§ Your goal:
Repeat each entry in full, exactly.

Some records
* * *
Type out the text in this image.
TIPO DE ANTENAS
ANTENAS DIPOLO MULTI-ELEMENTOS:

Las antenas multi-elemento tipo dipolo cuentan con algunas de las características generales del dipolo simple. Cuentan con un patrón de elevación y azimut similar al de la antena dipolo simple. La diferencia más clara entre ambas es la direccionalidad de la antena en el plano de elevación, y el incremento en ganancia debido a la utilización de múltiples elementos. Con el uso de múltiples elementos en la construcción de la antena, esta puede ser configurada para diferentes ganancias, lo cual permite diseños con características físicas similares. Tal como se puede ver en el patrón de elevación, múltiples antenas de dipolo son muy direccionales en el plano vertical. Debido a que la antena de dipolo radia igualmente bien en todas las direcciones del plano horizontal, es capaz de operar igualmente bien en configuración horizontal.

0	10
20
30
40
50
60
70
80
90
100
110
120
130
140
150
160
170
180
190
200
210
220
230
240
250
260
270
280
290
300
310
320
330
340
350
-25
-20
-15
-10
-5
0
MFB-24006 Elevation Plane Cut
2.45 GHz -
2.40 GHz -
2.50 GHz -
* * *
§ Correct result:
Type out the text in this image.
TIPO DE ANTENAS
ANTENAS DIPOLO MULTI-ELEMENTOS:

Las antenas multi-elemento tipo dipolo cuentan con algunas de las características generales del dipolo simple. Cuentan con un patrón de elevación y azimut similar al de la antena dipolo simple. La diferencia más clara entre ambas es la direccionalidad de la antena en el plano de elevación, y el incremento en ganancia debido a la utilización de múltiples elementos. Con el uso de múltiples elementos en la construcción de la antena, esta puede ser configurada para diferentes ganancias, lo cual permite diseños con características físicas similares. Tal como se puede ver en el patrón de elevación, múltiples antenas de dipolo son muy direccionales en el plano vertical. Debido a que la antena de dipolo radia igualmente bien en todas las direcciones del plano horizontal, es capaz de operar igualmente bien en configuración horizontal.

0	10
20
30
40
50
60
70
80
90
100
110
120
130
140
150
160
170
180
190
200
210
220
230
240
250
260
270
280
290
300
310
320
330
340
350
-25
-20
-15
-10
-5
0
MFB-24006 Elevation Plane Cut
2.45 GHz -
2.40 GHz -
2.50 GHz -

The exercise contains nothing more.